# [WHAT YOU SHOULD DO]
Copy out each line of the listing that has the word "color" in it.

# [DATA RECORDS]
::::::
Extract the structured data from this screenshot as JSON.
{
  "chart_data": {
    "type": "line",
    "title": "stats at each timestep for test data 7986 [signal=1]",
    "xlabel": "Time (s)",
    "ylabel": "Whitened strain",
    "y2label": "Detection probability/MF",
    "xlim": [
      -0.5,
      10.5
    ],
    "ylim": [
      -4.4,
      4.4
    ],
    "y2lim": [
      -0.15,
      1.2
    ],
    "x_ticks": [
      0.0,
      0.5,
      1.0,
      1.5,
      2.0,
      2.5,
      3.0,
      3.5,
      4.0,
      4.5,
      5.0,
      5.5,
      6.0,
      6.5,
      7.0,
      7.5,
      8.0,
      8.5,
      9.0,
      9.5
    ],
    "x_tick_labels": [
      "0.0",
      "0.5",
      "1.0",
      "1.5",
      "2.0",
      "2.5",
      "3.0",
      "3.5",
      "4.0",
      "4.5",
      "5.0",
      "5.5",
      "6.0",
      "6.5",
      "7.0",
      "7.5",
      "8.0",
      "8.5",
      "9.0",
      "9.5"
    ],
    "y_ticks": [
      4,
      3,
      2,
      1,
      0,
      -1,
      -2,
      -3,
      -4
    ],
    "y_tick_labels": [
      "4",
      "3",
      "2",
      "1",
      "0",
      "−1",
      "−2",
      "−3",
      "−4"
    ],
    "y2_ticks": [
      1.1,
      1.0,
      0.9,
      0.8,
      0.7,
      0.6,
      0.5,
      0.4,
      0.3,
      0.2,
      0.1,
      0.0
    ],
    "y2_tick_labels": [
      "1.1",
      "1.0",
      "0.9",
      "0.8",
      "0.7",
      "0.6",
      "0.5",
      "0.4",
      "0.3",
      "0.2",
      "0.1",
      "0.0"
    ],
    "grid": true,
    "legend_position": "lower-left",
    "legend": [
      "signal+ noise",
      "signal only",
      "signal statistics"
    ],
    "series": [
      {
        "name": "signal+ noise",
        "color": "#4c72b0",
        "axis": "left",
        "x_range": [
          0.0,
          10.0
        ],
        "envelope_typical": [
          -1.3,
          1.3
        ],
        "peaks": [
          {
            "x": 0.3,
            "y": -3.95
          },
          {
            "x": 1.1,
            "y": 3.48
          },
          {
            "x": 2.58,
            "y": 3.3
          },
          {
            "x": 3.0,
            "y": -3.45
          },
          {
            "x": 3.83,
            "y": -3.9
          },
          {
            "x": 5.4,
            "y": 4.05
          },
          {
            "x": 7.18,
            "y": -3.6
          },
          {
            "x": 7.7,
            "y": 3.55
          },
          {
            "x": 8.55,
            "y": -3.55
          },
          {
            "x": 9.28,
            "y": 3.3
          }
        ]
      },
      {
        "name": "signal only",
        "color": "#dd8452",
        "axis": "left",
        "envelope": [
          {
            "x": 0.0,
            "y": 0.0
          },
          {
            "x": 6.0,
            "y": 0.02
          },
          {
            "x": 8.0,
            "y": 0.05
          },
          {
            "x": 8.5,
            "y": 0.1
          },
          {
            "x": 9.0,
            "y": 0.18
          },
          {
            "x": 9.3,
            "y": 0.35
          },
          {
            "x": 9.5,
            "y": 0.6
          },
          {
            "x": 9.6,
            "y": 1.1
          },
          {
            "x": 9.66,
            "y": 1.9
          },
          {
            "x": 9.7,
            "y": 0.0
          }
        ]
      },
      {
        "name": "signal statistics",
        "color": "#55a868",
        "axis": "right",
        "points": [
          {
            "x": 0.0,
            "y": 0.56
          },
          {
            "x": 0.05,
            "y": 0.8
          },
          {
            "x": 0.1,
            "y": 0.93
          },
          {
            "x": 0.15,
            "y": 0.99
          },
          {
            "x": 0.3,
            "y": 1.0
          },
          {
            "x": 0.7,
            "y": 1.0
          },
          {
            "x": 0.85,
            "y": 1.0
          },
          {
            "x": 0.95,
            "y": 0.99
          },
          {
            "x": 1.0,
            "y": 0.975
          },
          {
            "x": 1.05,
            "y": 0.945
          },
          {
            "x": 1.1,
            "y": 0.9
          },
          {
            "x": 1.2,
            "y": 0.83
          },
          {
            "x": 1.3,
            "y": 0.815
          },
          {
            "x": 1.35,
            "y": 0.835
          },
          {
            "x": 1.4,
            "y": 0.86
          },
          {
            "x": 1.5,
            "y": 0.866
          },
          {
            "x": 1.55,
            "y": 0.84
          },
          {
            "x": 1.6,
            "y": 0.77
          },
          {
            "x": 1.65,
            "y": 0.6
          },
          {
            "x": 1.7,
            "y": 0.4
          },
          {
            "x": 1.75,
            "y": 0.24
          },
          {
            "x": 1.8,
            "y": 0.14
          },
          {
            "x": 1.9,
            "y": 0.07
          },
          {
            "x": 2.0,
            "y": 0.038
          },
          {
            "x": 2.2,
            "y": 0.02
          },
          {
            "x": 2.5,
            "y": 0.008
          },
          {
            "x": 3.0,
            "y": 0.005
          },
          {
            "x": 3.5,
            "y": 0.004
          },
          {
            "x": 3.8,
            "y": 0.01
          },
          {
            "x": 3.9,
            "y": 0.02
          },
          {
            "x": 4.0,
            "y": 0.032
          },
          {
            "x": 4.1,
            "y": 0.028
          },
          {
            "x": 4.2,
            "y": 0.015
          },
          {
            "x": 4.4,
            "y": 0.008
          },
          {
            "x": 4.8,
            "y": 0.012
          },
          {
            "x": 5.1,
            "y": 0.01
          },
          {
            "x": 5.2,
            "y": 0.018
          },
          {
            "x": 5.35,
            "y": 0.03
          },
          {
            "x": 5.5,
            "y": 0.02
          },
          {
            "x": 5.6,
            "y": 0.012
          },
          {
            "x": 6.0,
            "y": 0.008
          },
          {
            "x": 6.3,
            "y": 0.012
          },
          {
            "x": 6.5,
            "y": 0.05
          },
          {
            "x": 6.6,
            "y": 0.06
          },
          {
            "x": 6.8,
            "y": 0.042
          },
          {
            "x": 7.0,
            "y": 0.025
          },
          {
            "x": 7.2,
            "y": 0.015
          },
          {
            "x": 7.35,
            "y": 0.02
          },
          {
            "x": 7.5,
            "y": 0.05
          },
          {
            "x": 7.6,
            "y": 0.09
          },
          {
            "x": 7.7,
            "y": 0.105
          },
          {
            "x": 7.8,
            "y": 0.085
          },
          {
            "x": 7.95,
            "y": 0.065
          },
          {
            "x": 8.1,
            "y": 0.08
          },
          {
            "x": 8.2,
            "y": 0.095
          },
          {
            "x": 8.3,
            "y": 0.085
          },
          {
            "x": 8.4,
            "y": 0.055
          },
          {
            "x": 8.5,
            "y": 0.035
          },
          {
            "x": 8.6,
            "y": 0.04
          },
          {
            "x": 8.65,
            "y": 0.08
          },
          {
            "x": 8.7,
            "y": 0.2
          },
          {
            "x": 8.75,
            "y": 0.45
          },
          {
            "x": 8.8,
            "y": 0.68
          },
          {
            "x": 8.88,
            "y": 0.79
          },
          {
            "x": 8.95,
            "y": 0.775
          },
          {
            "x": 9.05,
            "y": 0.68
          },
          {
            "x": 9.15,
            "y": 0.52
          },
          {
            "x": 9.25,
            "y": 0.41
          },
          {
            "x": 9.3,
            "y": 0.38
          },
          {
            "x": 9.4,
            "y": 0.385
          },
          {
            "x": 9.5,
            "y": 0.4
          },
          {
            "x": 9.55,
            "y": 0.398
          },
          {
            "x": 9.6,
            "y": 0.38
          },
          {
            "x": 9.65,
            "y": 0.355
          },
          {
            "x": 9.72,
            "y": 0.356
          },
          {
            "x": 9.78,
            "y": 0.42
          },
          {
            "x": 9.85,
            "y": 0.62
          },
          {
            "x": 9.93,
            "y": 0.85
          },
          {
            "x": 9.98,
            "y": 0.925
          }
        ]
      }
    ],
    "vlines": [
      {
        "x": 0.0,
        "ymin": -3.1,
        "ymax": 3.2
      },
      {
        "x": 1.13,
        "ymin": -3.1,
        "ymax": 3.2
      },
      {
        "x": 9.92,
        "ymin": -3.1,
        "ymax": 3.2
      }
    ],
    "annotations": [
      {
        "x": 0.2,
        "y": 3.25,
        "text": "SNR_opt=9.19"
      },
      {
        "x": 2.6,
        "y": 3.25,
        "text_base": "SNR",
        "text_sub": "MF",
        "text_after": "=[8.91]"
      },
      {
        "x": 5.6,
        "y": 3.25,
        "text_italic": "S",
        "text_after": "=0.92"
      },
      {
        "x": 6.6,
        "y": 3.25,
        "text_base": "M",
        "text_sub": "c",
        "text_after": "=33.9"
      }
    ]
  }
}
::::::
# [ANSWER TO THIS TASK]
        "color": "#4c72b0",
        "color": "#dd8452",
        "color": "#55a868",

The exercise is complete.